Exercise: Repeat each line of the material exactly.

Exercise material:
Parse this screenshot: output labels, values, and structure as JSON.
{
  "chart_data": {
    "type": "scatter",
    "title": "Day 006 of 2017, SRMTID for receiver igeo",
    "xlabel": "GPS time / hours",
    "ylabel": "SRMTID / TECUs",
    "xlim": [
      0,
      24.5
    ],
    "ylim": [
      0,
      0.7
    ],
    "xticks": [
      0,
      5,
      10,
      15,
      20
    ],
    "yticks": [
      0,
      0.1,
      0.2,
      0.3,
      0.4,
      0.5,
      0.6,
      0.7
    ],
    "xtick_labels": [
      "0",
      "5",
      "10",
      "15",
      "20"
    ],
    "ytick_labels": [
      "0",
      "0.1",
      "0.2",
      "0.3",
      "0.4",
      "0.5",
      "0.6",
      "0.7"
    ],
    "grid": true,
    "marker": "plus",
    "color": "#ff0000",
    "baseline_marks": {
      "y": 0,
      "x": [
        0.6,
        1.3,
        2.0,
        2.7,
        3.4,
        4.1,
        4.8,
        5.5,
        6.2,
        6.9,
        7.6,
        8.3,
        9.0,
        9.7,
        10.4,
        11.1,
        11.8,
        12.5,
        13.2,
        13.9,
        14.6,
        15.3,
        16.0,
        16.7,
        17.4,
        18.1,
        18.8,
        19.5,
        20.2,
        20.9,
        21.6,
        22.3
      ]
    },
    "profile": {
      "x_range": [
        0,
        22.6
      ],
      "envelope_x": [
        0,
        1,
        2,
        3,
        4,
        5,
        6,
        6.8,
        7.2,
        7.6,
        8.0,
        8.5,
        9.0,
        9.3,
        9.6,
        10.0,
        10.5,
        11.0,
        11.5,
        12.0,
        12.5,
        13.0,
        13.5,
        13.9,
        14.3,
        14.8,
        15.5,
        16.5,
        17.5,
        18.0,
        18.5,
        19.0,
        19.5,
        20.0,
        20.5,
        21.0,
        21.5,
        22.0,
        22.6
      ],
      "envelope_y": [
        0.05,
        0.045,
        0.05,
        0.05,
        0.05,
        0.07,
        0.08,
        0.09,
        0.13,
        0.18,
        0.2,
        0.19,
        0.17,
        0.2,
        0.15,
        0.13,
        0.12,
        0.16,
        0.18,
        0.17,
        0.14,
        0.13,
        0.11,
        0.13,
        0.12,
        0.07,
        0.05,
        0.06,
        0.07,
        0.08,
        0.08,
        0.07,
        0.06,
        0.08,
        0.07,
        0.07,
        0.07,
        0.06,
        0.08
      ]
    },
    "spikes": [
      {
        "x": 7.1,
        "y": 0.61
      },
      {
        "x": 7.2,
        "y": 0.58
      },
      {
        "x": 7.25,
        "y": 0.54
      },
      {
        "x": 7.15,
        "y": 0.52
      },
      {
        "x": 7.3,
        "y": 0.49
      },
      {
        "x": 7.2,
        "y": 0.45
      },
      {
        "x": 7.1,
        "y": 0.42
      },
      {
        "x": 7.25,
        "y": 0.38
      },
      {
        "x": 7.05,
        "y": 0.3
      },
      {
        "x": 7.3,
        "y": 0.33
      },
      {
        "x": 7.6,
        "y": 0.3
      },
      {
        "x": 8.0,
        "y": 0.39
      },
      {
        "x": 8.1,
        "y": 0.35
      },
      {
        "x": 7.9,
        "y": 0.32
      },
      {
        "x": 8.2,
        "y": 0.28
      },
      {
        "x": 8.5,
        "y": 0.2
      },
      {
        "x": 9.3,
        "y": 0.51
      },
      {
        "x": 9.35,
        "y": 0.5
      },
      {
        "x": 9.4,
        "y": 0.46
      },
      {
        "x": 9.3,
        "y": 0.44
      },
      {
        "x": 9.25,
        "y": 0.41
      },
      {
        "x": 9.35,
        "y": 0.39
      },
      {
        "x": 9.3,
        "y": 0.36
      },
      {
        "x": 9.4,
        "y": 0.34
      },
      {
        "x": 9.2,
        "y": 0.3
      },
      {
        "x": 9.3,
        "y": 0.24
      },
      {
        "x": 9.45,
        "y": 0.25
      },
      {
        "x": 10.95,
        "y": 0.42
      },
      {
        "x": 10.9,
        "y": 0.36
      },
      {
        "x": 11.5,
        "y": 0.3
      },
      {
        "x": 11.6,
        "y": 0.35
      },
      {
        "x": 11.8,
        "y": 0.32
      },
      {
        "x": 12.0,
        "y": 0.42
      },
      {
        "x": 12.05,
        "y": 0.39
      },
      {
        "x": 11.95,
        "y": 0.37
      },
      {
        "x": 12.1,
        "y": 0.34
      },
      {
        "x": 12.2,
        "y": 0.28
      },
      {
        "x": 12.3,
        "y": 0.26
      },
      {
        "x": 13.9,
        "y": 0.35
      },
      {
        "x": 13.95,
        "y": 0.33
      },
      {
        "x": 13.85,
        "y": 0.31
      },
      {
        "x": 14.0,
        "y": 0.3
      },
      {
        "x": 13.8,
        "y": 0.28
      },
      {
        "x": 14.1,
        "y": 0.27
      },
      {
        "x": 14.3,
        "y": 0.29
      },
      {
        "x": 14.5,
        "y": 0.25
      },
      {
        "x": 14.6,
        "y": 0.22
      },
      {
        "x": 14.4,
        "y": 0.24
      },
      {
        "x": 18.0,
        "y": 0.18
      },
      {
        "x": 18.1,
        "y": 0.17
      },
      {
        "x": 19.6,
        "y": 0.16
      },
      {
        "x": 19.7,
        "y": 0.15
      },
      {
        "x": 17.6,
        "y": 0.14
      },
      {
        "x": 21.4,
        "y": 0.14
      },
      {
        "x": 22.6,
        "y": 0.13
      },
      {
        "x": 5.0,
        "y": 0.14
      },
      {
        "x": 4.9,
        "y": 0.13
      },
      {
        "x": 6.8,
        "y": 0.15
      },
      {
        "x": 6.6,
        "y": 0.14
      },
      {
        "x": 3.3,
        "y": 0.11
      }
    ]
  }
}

Answer to the task:
Parse this screenshot: output labels, values, and structure as JSON.
{
  "chart_data": {
    "type": "scatter",
    "title": "Day 006 of 2017, SRMTID for receiver igeo",
    "xlabel": "GPS time / hours",
    "ylabel": "SRMTID / TECUs",
    "xlim": [
      0,
      24.5
    ],
    "ylim": [
      0,
      0.7
    ],
    "xticks": [
      0,
      5,
      10,
      15,
      20
    ],
    "yticks": [
      0,
      0.1,
      0.2,
      0.3,
      0.4,
      0.5,
      0.6,
      0.7
    ],
    "xtick_labels": [
      "0",
      "5",
      "10",
      "15",
      "20"
    ],
    "ytick_labels": [
      "0",
      "0.1",
      "0.2",
      "0.3",
      "0.4",
      "0.5",
      "0.6",
      "0.7"
    ],
    "grid": true,
    "marker": "plus",
    "color": "#ff0000",
    "baseline_marks": {
      "y": 0,
      "x": [
        0.6,
        1.3,
        2.0,
        2.7,
        3.4,
        4.1,
        4.8,
        5.5,
        6.2,
        6.9,
        7.6,
        8.3,
        9.0,
        9.7,
        10.4,
        11.1,
        11.8,
        12.5,
        13.2,
        13.9,
        14.6,
        15.3,
        16.0,
        16.7,
        17.4,
        18.1,
        18.8,
        19.5,
        20.2,
        20.9,
        21.6,
        22.3
      ]
    },
    "profile": {
      "x_range": [
        0,
        22.6
      ],
      "envelope_x": [
        0,
        1,
        2,
        3,
        4,
        5,
        6,
        6.8,
        7.2,
        7.6,
        8.0,
        8.5,
        9.0,
        9.3,
        9.6,
        10.0,
        10.5,
        11.0,
        11.5,
        12.0,
        12.5,
        13.0,
        13.5,
        13.9,
        14.3,
        14.8,
        15.5,
        16.5,
        17.5,
        18.0,
        18.5,
        19.0,
        19.5,
        20.0,
        20.5,
        21.0,
        21.5,
        22.0,
        22.6
      ],
      "envelope_y": [
        0.05,
        0.045,
        0.05,
        0.05,
        0.05,
        0.07,
        0.08,
        0.09,
        0.13,
        0.18,
        0.2,
        0.19,
        0.17,
        0.2,
        0.15,
        0.13,
        0.12,
        0.16,
        0.18,
        0.17,
        0.14,
        0.13,
        0.11,
        0.13,
        0.12,
        0.07,
        0.05,
        0.06,
        0.07,
        0.08,
        0.08,
        0.07,
        0.06,
        0.08,
        0.07,
        0.07,
        0.07,
        0.06,
        0.08
      ]
    },
    "spikes": [
      {
        "x": 7.1,
        "y": 0.61
      },
      {
        "x": 7.2,
        "y": 0.58
      },
      {
        "x": 7.25,
        "y": 0.54
      },
      {
        "x": 7.15,
        "y": 0.52
      },
      {
        "x": 7.3,
        "y": 0.49
      },
      {
        "x": 7.2,
        "y": 0.45
      },
      {
        "x": 7.1,
        "y": 0.42
      },
      {
        "x": 7.25,
        "y": 0.38
      },
      {
        "x": 7.05,
        "y": 0.3
      },
      {
        "x": 7.3,
        "y": 0.33
      },
      {
        "x": 7.6,
        "y": 0.3
      },
      {
        "x": 8.0,
        "y": 0.39
      },
      {
        "x": 8.1,
        "y": 0.35
      },
      {
        "x": 7.9,
        "y": 0.32
      },
      {
        "x": 8.2,
        "y": 0.28
      },
      {
        "x": 8.5,
        "y": 0.2
      },
      {
        "x": 9.3,
        "y": 0.51
      },
      {
        "x": 9.35,
        "y": 0.5
      },
      {
        "x": 9.4,
        "y": 0.46
      },
      {
        "x": 9.3,
        "y": 0.44
      },
      {
        "x": 9.25,
        "y": 0.41
      },
      {
        "x": 9.35,
        "y": 0.39
      },
      {
        "x": 9.3,
        "y": 0.36
      },
      {
        "x": 9.4,
        "y": 0.34
      },
      {
        "x": 9.2,
        "y": 0.3
      },
      {
        "x": 9.3,
        "y": 0.24
      },
      {
        "x": 9.45,
        "y": 0.25
      },
      {
        "x": 10.95,
        "y": 0.42
      },
      {
        "x": 10.9,
        "y": 0.36
      },
      {
        "x": 11.5,
        "y": 0.3
      },
      {
        "x": 11.6,
        "y": 0.35
      },
      {
        "x": 11.8,
        "y": 0.32
      },
      {
        "x": 12.0,
        "y": 0.42
      },
      {
        "x": 12.05,
        "y": 0.39
      },
      {
        "x": 11.95,
        "y": 0.37
      },
      {
        "x": 12.1,
        "y": 0.34
      },
      {
        "x": 12.2,
        "y": 0.28
      },
      {
        "x": 12.3,
        "y": 0.26
      },
      {
        "x": 13.9,
        "y": 0.35
      },
      {
        "x": 13.95,
        "y": 0.33
      },
      {
        "x": 13.85,
        "y": 0.31
      },
      {
        "x": 14.0,
        "y": 0.3
      },
      {
        "x": 13.8,
        "y": 0.28
      },
      {
        "x": 14.1,
        "y": 0.27
      },
      {
        "x": 14.3,
        "y": 0.29
      },
      {
        "x": 14.5,
        "y": 0.25
      },
      {
        "x": 14.6,
        "y": 0.22
      },
      {
        "x": 14.4,
        "y": 0.24
      },
      {
        "x": 18.0,
        "y": 0.18
      },
      {
        "x": 18.1,
        "y": 0.17
      },
      {
        "x": 19.6,
        "y": 0.16
      },
      {
        "x": 19.7,
        "y": 0.15
      },
      {
        "x": 17.6,
        "y": 0.14
      },
      {
        "x": 21.4,
        "y": 0.14
      },
      {
        "x": 22.6,
        "y": 0.13
      },
      {
        "x": 5.0,
        "y": 0.14
      },
      {
        "x": 4.9,
        "y": 0.13
      },
      {
        "x": 6.8,
        "y": 0.15
      },
      {
        "x": 6.6,
        "y": 0.14
      },
      {
        "x": 3.3,
        "y": 0.11
      }
    ]
  }
}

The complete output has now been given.